DIRECTIVE :: Format the items as a JSON list of strings, one string per line and blank lines omitted, starting with the first line of the items and going on through the line that contains "staticText: a [97,514,128,588]".

ITEMS ::
○ ○ ○ ○ ○

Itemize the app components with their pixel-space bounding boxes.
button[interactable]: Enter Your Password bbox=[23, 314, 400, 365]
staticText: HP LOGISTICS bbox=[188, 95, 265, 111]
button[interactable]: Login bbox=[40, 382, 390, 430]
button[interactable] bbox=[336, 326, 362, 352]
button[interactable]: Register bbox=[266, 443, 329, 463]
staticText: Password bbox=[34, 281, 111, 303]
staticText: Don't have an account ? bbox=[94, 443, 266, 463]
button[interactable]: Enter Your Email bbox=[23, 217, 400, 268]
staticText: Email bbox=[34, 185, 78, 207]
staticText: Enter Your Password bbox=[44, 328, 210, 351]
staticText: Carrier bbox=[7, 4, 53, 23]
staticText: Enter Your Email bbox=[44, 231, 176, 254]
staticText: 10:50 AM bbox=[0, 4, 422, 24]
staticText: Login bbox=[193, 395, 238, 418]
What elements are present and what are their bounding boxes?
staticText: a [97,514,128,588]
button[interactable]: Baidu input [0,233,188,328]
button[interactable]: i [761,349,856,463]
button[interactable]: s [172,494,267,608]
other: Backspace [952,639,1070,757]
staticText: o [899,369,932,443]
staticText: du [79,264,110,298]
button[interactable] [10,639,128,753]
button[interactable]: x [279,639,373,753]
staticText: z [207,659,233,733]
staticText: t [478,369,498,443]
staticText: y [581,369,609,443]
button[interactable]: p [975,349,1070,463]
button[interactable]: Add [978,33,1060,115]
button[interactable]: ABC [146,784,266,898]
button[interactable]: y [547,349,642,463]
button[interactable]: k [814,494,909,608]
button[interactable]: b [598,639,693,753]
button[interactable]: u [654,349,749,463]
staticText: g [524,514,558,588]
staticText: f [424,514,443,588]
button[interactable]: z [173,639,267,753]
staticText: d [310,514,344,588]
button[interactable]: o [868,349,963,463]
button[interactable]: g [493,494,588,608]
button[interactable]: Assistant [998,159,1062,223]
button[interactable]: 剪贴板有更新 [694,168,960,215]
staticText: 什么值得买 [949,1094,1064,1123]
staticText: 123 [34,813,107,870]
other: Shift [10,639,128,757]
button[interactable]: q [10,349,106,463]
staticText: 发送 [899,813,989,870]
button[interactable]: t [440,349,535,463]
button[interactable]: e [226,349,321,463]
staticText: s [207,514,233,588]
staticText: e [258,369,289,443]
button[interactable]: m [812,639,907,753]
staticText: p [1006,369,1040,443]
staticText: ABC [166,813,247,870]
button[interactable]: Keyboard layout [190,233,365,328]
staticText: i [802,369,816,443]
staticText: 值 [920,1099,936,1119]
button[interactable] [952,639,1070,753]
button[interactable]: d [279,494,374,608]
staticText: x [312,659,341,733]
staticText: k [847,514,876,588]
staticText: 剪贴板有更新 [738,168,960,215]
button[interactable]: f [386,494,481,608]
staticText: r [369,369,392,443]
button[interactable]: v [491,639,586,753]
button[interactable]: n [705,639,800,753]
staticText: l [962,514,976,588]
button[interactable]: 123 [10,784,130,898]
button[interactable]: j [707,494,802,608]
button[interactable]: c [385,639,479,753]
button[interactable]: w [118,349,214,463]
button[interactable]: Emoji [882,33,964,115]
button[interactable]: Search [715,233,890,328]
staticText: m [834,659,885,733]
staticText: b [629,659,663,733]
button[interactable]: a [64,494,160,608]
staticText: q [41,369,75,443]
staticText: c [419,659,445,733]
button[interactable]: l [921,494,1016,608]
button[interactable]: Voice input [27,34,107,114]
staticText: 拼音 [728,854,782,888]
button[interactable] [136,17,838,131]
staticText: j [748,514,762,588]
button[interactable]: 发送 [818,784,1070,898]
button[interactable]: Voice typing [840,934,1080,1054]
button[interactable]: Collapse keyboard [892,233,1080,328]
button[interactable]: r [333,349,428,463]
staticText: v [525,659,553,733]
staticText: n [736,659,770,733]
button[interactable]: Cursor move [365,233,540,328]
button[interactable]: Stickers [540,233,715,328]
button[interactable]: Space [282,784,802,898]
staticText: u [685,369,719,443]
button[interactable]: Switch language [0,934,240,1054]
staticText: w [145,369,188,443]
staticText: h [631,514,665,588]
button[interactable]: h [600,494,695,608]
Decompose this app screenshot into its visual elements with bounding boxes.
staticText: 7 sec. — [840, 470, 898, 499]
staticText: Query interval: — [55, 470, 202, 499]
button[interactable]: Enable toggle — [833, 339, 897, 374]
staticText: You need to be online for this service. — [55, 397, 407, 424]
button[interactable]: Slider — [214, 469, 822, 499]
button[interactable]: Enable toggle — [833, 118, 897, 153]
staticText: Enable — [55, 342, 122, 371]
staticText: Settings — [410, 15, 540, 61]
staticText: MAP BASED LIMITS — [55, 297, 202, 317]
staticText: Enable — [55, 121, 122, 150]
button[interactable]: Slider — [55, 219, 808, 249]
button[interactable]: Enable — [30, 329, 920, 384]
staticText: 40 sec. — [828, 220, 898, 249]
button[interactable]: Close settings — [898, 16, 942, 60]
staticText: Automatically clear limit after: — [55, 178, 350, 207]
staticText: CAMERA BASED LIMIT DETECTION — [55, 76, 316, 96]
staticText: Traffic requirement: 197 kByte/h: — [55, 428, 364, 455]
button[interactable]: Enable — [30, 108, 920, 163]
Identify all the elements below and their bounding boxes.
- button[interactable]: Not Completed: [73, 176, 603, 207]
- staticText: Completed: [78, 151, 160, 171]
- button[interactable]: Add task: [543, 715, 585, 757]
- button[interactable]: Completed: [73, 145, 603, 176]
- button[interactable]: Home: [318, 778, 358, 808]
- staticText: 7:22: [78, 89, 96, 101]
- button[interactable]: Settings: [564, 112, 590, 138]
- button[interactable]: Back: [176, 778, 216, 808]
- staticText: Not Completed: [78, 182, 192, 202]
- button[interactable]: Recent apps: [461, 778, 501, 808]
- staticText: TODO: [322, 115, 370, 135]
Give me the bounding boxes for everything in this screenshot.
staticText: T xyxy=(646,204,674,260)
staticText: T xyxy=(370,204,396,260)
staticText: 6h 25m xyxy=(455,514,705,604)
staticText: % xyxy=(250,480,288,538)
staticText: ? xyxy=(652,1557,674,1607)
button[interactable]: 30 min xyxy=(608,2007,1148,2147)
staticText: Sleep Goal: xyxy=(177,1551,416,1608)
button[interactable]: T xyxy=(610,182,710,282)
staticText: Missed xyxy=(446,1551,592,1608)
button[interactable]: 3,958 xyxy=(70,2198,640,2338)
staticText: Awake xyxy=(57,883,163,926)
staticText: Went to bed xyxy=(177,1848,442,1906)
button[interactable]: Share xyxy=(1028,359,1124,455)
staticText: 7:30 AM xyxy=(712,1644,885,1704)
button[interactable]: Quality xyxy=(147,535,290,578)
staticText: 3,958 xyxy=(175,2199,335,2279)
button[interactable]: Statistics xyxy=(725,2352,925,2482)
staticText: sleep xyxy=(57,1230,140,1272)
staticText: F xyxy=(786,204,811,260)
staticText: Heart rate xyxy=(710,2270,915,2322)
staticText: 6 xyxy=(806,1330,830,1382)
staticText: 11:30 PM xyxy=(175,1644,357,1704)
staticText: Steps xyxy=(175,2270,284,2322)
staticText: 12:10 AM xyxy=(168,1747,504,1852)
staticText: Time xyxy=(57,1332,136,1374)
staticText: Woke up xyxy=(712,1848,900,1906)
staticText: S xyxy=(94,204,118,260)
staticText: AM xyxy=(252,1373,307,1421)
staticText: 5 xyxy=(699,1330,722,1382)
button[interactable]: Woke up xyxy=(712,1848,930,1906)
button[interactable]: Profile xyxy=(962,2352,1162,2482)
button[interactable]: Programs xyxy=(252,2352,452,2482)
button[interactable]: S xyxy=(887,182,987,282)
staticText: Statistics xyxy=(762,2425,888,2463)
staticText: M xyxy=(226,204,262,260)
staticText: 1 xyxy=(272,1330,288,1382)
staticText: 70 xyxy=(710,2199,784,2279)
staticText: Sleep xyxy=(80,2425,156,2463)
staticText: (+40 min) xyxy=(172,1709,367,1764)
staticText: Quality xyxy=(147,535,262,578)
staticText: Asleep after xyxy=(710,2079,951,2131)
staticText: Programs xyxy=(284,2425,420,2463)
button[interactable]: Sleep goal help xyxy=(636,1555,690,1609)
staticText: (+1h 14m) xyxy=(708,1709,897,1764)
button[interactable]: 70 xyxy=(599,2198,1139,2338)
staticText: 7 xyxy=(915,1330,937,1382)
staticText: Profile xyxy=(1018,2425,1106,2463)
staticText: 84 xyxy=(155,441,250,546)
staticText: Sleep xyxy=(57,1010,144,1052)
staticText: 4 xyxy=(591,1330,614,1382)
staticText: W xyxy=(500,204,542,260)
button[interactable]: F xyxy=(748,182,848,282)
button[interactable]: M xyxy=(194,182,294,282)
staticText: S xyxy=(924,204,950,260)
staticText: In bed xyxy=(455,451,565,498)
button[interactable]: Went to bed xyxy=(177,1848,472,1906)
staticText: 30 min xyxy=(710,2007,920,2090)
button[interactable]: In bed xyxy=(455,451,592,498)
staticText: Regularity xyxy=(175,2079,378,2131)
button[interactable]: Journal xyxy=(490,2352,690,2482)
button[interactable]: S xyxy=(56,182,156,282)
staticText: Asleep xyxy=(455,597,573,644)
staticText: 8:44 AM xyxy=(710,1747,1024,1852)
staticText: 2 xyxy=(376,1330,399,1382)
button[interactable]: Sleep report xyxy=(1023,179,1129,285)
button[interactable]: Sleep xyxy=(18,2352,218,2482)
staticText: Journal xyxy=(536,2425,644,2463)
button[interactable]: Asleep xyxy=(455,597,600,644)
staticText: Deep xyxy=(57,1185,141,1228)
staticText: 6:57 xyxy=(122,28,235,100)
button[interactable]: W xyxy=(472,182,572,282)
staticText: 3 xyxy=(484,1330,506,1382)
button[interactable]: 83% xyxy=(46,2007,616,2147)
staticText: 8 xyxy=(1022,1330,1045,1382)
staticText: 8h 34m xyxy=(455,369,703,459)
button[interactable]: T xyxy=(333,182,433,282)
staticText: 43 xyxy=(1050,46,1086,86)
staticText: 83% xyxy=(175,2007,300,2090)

○ ○ ○ ○ ○

SOLUTION ::
[
  "Itemize the app components with their pixel-space bounding boxes.",
  "button[interactable]: Enter Your Password bbox=[23, 314, 400, 365]",
  "staticText: HP LOGISTICS bbox=[188, 95, 265, 111]",
  "button[interactable]: Login bbox=[40, 382, 390, 430]",
  "button[interactable] bbox=[336, 326, 362, 352]",
  "button[interactable]: Register bbox=[266, 443, 329, 463]",
  "staticText: Password bbox=[34, 281, 111, 303]",
  "staticText: Don't have an account ? bbox=[94, 443, 266, 463]",
  "button[interactable]: Enter Your Email bbox=[23, 217, 400, 268]",
  "staticText: Email bbox=[34, 185, 78, 207]",
  "staticText: Enter Your Password bbox=[44, 328, 210, 351]",
  "staticText: Carrier bbox=[7, 4, 53, 23]",
  "staticText: Enter Your Email bbox=[44, 231, 176, 254]",
  "staticText: 10:50 AM bbox=[0, 4, 422, 24]",
  "staticText: Login bbox=[193, 395, 238, 418]",
  "What elements are present and what are their bounding boxes?",
  "staticText: a [97,514,128,588]"
]